## begin Supplied entries
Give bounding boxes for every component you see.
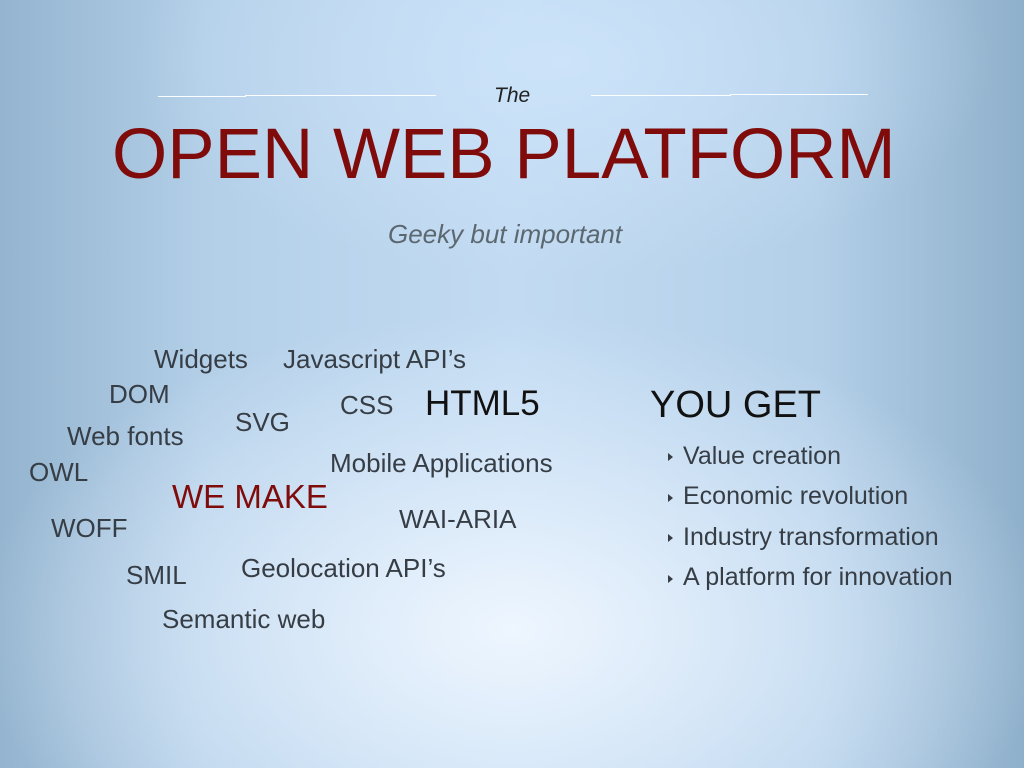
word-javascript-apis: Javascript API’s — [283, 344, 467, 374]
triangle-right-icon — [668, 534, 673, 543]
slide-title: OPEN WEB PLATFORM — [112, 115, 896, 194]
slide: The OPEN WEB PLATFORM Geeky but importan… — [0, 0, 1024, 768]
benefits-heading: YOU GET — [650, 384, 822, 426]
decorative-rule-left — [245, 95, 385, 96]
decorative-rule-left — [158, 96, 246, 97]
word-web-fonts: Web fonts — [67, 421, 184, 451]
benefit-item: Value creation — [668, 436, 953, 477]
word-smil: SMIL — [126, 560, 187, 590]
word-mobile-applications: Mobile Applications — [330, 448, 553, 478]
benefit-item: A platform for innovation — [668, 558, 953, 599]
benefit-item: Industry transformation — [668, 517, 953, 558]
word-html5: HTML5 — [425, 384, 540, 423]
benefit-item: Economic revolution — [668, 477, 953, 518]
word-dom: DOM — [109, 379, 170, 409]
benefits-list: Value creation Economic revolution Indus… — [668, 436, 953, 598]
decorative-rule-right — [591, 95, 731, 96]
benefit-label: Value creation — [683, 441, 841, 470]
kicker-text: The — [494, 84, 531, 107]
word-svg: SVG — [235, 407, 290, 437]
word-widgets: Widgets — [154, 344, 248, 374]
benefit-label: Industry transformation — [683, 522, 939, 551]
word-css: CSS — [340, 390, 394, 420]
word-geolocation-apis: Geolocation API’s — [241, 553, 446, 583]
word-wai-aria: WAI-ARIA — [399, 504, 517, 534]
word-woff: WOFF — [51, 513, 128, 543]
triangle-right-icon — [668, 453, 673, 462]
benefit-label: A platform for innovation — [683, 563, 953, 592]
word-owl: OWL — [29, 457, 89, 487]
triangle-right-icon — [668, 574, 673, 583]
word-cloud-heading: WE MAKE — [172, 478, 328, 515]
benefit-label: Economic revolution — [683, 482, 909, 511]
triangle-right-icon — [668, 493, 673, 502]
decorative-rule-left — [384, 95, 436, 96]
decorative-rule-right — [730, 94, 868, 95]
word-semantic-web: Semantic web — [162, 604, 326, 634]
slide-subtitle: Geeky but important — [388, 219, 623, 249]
## end Supplied entries
## begin Supplied entries
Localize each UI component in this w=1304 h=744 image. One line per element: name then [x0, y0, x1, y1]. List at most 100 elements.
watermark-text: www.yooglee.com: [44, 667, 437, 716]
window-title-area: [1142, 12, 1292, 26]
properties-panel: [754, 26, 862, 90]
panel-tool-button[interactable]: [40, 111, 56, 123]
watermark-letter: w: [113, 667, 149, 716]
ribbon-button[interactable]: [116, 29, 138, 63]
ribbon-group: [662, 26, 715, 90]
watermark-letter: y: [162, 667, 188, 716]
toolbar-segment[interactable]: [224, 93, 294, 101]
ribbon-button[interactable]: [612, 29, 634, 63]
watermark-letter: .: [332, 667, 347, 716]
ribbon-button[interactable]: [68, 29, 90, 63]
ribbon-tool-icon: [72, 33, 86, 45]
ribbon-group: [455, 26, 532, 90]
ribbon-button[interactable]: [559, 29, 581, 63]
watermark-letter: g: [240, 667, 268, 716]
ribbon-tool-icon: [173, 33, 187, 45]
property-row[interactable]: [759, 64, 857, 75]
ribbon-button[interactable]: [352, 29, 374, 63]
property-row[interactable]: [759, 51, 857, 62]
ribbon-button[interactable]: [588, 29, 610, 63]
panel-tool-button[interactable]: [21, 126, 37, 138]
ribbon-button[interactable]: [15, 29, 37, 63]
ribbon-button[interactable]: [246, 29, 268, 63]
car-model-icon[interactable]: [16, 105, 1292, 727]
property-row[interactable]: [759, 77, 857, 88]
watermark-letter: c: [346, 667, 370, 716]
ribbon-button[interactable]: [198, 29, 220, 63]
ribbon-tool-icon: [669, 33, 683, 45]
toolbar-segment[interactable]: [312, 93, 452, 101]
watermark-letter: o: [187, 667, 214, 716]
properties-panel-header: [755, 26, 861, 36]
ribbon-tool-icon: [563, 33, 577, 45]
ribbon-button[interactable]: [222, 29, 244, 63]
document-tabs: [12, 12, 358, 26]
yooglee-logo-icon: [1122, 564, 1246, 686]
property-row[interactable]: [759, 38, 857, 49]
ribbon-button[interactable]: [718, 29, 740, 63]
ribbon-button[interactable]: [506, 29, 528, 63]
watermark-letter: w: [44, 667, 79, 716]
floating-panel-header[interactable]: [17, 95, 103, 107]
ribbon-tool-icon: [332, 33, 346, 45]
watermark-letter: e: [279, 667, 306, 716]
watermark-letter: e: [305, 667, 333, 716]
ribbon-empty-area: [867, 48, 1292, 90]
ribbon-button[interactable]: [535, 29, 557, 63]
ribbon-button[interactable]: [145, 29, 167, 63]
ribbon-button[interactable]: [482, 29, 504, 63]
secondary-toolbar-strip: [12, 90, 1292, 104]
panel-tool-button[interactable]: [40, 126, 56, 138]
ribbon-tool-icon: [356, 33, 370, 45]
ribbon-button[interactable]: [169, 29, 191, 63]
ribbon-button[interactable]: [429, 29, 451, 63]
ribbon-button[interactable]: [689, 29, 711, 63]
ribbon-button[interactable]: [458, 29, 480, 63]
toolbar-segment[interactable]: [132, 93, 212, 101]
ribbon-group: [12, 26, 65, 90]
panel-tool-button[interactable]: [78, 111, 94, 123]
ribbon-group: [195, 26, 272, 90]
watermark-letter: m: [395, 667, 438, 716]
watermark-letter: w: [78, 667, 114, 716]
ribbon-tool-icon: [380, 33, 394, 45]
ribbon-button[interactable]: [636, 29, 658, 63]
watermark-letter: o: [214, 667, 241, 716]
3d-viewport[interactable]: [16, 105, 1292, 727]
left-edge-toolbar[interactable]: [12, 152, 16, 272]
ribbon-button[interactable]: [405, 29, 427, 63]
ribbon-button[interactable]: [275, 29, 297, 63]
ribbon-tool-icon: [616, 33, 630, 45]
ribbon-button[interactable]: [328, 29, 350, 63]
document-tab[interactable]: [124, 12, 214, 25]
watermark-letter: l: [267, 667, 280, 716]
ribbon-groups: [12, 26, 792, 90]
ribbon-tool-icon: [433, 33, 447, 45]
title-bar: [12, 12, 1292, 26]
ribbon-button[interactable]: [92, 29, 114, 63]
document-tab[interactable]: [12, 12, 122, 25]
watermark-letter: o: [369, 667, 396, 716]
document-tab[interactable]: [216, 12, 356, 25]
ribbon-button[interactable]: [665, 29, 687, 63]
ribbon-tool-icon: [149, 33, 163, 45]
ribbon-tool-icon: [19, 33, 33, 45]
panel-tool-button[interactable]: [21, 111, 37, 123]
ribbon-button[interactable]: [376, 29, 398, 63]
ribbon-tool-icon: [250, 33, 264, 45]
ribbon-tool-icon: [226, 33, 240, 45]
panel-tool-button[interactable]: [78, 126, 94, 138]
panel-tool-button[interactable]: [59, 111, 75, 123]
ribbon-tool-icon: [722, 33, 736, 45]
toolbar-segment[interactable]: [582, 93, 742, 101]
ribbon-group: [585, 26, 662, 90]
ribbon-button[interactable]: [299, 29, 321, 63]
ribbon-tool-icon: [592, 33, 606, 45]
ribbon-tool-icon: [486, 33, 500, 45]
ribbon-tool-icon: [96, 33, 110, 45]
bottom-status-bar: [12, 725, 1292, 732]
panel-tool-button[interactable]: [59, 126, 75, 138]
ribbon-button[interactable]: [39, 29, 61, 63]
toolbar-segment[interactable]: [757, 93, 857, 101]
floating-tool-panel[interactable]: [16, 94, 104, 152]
## end Supplied entries
## begin Supplied entries
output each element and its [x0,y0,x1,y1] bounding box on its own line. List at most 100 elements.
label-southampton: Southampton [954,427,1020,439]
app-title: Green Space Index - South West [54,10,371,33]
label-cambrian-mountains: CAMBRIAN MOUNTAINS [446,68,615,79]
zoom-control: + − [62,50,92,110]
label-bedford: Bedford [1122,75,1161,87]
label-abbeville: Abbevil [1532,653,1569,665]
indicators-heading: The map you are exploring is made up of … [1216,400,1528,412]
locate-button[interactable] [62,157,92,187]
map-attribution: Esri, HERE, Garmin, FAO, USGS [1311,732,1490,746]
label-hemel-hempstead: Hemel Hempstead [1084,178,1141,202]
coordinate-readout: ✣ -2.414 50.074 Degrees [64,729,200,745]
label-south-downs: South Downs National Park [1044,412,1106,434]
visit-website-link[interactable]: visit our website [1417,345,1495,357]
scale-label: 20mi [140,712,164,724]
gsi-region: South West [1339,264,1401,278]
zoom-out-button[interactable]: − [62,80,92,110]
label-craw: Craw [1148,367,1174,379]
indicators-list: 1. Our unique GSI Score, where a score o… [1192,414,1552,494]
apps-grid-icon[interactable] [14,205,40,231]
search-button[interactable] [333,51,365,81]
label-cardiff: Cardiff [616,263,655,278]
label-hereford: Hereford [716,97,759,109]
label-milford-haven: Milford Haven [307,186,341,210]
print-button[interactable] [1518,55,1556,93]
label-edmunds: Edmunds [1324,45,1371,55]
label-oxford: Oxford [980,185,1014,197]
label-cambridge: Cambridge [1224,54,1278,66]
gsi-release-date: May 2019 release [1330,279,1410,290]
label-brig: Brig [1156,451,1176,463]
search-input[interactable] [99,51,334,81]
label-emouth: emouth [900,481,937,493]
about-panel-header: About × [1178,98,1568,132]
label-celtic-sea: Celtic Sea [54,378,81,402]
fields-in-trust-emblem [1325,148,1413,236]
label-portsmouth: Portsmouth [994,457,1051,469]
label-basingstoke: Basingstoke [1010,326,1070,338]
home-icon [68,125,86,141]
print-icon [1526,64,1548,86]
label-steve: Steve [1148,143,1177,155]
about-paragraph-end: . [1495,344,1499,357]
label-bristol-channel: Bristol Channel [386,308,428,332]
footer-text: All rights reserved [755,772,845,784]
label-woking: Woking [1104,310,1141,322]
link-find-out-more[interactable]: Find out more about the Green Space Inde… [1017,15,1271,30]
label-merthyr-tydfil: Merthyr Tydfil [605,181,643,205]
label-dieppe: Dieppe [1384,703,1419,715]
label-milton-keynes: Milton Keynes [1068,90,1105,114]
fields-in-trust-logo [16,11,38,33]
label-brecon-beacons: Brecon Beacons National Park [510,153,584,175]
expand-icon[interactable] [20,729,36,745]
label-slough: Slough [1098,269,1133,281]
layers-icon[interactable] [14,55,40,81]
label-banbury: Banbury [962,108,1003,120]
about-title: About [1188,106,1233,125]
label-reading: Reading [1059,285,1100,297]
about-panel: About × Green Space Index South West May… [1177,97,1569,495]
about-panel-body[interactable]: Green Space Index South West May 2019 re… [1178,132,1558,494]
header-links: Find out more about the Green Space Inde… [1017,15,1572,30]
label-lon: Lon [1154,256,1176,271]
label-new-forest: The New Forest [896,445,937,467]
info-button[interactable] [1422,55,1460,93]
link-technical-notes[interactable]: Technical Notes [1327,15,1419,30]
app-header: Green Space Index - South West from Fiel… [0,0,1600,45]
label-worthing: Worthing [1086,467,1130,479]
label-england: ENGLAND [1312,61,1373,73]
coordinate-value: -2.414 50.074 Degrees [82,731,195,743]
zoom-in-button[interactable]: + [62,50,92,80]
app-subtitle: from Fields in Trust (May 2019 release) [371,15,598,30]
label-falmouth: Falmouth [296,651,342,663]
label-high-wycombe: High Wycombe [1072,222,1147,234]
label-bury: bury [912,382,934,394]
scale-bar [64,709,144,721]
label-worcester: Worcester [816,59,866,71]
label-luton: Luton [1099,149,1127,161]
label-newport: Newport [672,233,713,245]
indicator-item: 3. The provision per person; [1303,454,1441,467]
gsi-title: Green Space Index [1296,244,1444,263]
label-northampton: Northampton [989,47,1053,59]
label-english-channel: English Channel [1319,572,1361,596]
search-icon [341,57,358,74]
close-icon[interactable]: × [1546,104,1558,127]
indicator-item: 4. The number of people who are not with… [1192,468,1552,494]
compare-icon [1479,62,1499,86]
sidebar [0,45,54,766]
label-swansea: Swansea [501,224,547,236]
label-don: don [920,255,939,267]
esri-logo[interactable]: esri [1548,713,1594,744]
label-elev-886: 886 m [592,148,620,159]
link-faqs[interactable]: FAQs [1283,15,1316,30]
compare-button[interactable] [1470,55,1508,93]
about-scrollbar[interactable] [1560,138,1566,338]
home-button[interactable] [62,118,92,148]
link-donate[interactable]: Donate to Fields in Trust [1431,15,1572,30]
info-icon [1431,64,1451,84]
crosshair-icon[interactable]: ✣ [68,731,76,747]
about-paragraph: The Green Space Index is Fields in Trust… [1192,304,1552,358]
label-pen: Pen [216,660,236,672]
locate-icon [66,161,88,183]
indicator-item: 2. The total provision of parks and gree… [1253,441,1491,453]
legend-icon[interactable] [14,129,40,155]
## end Supplied entries
• [Exercise objective] Extract the lines of the records word for word, starting at the line that contains "output each element" and ending at the line that contains "indicators-list: 1. Our", with both of those lines included.

• [Correct response]
output each element and its [x0,y0,x1,y1] bounding box on its own line. List at most 100 elements.
label-southampton: Southampton [954,427,1020,439]
app-title: Green Space Index - South West [54,10,371,33]
label-cambrian-mountains: CAMBRIAN MOUNTAINS [446,68,615,79]
zoom-control: + − [62,50,92,110]
label-bedford: Bedford [1122,75,1161,87]
label-abbeville: Abbevil [1532,653,1569,665]
indicators-heading: The map you are exploring is made up of … [1216,400,1528,412]
locate-button[interactable] [62,157,92,187]
map-attribution: Esri, HERE, Garmin, FAO, USGS [1311,732,1490,746]
label-hemel-hempstead: Hemel Hempstead [1084,178,1141,202]
coordinate-readout: ✣ -2.414 50.074 Degrees [64,729,200,745]
label-south-downs: South Downs National Park [1044,412,1106,434]
visit-website-link[interactable]: visit our website [1417,345,1495,357]
scale-label: 20mi [140,712,164,724]
gsi-region: South West [1339,264,1401,278]
zoom-out-button[interactable]: − [62,80,92,110]
label-craw: Craw [1148,367,1174,379]
indicators-list: 1. Our unique GSI Score, where a score o… [1192,414,1552,494]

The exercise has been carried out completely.